Dataset entries:
** start **
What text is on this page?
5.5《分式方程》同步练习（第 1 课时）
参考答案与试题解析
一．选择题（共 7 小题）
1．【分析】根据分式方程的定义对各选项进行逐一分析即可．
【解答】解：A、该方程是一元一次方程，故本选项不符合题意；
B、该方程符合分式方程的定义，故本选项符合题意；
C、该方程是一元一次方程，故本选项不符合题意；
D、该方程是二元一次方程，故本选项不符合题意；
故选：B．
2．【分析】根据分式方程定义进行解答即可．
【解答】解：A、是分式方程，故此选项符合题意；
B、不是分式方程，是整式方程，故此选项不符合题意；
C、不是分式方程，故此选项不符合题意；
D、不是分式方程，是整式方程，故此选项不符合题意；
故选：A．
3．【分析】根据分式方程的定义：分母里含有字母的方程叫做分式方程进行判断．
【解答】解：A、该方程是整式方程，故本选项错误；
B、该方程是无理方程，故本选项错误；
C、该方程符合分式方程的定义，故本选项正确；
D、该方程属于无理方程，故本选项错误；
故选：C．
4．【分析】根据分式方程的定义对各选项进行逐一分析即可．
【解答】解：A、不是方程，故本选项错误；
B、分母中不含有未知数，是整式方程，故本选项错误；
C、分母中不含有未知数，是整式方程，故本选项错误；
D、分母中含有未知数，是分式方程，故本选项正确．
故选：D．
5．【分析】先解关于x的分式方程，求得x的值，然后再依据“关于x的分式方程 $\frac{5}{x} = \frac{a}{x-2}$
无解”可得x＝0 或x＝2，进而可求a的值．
** end **
» WHAT IS ASKED: Extract all lines from the data in which "故本选项正确" is found.

» OUTPUT OF THE TASK:
C、该方程符合分式方程的定义，故本选项正确；
D、分母中含有未知数，是分式方程，故本选项正确．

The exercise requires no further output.